═════ ITEMS ═════
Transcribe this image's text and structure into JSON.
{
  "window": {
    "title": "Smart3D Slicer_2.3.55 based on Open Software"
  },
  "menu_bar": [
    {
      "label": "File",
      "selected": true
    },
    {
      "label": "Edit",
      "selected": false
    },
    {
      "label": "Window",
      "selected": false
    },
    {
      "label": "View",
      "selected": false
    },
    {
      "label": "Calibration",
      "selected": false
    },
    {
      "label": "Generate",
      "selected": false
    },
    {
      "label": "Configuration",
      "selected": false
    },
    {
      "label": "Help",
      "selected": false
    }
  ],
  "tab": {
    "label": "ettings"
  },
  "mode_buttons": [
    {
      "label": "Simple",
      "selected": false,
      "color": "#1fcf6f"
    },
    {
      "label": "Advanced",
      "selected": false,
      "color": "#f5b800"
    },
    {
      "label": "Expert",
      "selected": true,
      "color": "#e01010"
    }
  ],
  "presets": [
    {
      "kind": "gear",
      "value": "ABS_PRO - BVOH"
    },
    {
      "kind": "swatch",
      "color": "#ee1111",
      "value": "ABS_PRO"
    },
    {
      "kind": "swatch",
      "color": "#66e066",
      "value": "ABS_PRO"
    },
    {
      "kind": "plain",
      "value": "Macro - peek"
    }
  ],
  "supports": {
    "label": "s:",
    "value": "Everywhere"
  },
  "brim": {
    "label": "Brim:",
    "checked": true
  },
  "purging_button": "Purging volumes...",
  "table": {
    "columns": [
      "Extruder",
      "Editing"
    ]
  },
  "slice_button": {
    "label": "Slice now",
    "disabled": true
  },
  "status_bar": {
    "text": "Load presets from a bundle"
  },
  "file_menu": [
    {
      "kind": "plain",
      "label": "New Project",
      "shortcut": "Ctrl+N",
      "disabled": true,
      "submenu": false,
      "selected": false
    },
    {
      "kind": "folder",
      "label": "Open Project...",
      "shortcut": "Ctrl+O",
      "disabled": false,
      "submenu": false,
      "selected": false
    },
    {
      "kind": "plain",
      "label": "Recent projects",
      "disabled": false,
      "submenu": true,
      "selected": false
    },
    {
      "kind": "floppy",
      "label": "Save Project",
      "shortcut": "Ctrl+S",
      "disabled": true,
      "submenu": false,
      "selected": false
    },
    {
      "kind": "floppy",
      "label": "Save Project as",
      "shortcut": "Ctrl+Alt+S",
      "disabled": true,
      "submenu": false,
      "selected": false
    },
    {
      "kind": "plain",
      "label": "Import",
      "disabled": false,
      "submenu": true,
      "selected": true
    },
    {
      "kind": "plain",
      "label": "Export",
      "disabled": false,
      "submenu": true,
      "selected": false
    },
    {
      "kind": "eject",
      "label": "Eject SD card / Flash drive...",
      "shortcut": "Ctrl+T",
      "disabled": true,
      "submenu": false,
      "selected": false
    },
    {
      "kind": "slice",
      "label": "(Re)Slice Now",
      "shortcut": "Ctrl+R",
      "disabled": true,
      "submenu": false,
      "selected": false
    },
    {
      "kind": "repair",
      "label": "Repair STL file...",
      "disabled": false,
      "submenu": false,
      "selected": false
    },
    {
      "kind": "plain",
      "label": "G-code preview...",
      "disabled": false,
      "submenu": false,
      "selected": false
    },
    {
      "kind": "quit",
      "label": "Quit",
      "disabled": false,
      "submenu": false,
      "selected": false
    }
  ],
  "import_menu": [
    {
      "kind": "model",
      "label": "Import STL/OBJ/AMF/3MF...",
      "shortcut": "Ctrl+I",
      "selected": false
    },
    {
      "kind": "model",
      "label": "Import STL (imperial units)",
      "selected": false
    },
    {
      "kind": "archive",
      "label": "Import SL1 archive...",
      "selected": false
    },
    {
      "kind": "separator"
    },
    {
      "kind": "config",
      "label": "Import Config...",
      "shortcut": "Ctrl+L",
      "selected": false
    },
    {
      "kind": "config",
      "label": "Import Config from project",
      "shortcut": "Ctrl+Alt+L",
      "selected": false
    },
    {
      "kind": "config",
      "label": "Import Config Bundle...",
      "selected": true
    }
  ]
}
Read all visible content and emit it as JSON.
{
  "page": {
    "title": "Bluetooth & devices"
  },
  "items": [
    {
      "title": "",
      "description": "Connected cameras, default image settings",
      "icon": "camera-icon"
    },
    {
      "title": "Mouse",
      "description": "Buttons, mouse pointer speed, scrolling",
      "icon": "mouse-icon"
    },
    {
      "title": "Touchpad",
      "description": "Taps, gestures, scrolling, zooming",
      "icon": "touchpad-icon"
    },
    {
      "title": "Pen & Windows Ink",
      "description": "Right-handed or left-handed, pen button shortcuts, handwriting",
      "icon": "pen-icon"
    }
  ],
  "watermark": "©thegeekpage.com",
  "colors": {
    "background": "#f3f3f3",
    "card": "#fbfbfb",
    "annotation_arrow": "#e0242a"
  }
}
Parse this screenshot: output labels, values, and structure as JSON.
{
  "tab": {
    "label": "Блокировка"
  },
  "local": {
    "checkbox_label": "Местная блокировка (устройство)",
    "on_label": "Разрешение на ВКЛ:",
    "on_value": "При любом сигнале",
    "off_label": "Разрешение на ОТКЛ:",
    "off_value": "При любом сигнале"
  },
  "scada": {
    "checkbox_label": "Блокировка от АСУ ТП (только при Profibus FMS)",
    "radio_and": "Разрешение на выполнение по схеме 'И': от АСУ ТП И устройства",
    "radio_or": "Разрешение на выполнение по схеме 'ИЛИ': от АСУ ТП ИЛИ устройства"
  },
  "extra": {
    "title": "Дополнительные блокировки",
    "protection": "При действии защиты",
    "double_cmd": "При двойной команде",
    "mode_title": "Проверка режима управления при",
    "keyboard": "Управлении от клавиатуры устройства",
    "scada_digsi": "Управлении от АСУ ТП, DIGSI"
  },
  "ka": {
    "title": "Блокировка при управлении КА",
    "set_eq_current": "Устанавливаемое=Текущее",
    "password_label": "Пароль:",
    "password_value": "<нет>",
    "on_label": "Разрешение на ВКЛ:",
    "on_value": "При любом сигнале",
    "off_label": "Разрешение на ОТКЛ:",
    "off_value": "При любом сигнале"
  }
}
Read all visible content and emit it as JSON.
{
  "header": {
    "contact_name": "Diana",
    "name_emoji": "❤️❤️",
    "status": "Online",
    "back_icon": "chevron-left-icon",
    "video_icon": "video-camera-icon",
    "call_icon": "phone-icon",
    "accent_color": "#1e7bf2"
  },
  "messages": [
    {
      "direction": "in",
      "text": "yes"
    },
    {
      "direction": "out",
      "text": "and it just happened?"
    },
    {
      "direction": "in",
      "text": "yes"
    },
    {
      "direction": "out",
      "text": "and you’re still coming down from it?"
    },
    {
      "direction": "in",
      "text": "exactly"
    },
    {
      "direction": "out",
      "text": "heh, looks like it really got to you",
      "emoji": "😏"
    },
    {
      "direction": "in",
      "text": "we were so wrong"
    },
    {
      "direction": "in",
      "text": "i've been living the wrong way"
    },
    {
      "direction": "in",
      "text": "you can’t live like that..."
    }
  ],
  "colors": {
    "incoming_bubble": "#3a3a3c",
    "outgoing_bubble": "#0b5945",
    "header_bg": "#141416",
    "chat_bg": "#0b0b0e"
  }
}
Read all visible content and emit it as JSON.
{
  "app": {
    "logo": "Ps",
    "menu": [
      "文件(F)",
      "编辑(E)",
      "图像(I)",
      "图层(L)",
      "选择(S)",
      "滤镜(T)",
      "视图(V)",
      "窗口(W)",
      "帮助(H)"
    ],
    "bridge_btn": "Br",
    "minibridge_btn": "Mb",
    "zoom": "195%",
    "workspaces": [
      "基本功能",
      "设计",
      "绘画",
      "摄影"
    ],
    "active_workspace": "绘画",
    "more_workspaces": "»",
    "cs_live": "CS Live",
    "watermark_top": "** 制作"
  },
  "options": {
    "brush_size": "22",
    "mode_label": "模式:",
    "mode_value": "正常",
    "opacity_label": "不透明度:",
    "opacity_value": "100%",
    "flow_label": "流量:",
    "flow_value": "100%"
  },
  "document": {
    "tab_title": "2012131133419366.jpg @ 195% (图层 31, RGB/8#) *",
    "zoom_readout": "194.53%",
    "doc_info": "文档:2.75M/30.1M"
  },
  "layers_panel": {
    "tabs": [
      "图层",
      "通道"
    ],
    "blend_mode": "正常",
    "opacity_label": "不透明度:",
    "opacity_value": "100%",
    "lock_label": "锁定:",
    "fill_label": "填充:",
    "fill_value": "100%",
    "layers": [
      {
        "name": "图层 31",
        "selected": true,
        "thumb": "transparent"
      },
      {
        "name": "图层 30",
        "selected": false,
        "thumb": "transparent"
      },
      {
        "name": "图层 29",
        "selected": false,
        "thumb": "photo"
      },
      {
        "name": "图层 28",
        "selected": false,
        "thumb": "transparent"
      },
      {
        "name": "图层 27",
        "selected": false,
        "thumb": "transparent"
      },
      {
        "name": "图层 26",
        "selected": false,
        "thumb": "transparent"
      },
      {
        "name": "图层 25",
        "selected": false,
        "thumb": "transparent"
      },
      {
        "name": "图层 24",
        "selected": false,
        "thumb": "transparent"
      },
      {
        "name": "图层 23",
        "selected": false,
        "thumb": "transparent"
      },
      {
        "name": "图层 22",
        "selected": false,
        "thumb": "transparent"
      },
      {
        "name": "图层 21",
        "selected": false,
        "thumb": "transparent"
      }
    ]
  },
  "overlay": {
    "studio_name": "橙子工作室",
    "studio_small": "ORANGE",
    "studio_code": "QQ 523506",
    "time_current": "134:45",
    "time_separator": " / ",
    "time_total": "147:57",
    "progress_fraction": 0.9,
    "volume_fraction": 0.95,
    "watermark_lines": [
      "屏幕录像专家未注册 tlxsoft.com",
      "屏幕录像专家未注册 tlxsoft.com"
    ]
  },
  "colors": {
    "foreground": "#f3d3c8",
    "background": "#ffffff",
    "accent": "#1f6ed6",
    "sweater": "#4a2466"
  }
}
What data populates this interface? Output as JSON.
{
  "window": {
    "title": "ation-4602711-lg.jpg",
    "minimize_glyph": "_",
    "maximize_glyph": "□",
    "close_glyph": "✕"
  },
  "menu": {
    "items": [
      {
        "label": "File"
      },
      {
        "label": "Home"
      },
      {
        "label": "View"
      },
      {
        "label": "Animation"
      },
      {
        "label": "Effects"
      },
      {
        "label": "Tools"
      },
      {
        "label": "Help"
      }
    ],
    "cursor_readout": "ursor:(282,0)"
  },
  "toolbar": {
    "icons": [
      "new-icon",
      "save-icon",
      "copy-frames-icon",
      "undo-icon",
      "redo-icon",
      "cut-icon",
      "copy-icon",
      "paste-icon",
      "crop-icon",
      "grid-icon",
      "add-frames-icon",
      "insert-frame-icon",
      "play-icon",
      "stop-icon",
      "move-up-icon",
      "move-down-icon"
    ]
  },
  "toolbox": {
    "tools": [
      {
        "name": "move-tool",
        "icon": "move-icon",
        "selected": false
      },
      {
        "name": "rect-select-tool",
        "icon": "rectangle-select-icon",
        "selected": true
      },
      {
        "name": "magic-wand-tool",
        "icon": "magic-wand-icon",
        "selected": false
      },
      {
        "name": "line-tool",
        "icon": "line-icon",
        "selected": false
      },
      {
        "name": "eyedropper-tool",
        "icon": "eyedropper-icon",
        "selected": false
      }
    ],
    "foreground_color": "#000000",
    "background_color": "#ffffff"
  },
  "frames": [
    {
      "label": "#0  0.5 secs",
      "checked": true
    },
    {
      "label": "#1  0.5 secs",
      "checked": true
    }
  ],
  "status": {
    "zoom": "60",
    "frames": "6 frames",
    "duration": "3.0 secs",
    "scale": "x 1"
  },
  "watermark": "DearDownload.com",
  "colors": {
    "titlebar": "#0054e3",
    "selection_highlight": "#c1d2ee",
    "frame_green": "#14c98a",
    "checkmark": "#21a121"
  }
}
═════
Pull out every line above that holds the word "eyedropper".

**RESPONSE TO THIS TASK:**
        "name": "eyedropper-tool",
        "icon": "eyedropper-icon",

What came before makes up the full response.